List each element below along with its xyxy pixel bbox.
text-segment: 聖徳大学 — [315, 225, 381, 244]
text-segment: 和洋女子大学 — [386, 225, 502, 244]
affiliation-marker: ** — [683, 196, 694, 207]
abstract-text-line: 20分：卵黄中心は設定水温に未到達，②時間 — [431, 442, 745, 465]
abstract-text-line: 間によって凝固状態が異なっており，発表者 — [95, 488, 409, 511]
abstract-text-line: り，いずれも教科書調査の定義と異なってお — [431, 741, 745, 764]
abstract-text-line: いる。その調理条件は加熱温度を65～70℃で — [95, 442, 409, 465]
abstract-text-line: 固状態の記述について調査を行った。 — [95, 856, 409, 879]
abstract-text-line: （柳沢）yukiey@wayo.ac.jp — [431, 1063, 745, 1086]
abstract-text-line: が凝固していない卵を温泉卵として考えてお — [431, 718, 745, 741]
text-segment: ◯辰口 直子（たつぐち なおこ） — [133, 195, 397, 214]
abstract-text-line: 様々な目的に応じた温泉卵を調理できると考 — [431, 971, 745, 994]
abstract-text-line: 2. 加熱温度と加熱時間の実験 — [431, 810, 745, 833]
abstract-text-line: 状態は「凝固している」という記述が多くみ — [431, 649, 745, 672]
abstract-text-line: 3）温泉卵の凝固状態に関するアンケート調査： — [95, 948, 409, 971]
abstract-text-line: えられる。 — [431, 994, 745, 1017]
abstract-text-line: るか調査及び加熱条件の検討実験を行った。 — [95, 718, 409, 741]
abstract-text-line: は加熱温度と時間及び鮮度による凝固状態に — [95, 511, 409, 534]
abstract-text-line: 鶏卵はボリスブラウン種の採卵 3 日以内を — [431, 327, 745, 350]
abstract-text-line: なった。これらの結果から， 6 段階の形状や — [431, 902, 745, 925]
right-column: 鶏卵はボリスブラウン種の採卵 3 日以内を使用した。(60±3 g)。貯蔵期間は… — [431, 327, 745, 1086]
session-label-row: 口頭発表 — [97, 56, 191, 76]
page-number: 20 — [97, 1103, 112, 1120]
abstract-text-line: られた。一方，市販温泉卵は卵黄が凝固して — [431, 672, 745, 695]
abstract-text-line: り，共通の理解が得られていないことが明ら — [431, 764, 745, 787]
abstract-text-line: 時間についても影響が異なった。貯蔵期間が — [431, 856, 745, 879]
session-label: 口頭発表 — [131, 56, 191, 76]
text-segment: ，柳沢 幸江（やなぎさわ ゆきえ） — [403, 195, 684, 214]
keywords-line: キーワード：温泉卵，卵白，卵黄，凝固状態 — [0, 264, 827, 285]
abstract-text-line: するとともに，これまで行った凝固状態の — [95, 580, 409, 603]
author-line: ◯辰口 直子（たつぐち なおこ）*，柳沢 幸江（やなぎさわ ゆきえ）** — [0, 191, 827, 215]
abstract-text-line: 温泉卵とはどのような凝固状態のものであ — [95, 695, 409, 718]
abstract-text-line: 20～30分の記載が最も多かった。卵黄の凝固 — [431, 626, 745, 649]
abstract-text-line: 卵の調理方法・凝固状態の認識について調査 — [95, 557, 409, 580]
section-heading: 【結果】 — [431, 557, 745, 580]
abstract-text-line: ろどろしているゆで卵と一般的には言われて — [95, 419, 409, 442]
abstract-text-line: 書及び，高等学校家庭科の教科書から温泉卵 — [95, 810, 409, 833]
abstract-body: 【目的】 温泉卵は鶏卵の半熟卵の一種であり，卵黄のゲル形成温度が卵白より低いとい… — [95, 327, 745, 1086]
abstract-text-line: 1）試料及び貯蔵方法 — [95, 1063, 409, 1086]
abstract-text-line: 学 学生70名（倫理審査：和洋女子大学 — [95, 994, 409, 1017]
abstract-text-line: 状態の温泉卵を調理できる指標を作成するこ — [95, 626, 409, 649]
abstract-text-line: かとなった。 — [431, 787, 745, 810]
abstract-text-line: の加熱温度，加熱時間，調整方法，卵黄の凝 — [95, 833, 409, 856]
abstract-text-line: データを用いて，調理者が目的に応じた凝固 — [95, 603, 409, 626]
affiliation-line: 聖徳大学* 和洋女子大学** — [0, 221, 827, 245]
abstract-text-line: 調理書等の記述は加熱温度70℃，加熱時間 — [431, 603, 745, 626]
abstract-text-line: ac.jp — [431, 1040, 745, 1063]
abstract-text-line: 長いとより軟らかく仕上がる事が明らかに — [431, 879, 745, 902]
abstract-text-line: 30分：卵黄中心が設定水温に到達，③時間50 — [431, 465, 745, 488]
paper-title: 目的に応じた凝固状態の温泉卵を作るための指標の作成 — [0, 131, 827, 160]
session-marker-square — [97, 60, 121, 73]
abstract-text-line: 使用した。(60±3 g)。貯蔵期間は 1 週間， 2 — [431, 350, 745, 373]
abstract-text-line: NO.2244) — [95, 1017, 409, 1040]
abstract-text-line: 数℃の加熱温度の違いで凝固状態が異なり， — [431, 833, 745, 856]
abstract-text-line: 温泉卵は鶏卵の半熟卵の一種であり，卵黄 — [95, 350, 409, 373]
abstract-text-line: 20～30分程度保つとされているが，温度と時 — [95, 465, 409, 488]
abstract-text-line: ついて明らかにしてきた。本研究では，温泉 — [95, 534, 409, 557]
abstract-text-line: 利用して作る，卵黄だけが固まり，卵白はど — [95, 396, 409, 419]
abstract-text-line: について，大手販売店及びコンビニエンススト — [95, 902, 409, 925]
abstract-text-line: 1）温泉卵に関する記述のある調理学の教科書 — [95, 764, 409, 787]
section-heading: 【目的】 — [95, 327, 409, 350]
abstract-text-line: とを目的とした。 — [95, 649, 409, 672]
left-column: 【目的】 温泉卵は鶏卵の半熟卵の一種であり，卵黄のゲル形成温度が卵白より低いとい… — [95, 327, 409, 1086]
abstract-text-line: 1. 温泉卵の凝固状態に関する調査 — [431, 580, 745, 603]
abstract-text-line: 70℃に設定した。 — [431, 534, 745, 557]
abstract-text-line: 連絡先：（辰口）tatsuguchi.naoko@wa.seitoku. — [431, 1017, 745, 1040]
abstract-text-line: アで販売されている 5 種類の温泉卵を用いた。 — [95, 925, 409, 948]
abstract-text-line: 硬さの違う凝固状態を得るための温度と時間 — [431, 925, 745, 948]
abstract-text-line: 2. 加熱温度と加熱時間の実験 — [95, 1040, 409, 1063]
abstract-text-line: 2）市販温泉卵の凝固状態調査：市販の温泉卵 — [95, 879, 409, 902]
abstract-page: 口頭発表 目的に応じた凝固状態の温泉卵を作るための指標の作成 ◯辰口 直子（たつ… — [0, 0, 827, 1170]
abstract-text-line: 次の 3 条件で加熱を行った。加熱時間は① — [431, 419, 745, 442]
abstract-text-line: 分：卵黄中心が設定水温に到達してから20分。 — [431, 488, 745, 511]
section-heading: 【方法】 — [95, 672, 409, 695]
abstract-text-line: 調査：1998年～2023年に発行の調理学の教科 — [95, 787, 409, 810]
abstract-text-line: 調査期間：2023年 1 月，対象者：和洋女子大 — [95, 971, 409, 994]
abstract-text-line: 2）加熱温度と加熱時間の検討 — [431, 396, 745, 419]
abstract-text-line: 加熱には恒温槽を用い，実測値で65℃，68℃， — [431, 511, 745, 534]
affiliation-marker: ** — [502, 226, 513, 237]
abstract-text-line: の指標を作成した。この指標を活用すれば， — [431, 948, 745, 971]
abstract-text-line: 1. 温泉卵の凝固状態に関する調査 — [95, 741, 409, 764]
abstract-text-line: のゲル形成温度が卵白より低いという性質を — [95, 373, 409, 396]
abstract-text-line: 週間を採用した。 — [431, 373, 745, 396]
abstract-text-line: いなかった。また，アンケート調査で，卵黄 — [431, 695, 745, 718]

******

*Given request*. Present the lines above as a Markdown table, running from the first line through the line containing "abstract-text-line: 間によって凝固状態が異なっており，発表者 —", with a column named Row for the row number and a column named Line for each line's text. Leave out any blank lines.

*Finished exercise*.
| Row | Line |
|---|---|
| 1 | List each element below along with its xyxy pixel bbox. |
| 2 | text-segment: 聖徳大学 — [315, 225, 381, 244] |
| 3 | text-segment: 和洋女子大学 — [386, 225, 502, 244] |
| 4 | affiliation-marker: ** — [683, 196, 694, 207] |
| 5 | abstract-text-line: 20分：卵黄中心は設定水温に未到達，②時間 — [431, 442, 745, 465] |
| 6 | abstract-text-line: 間によって凝固状態が異なっており，発表者 — [95, 488, 409, 511] |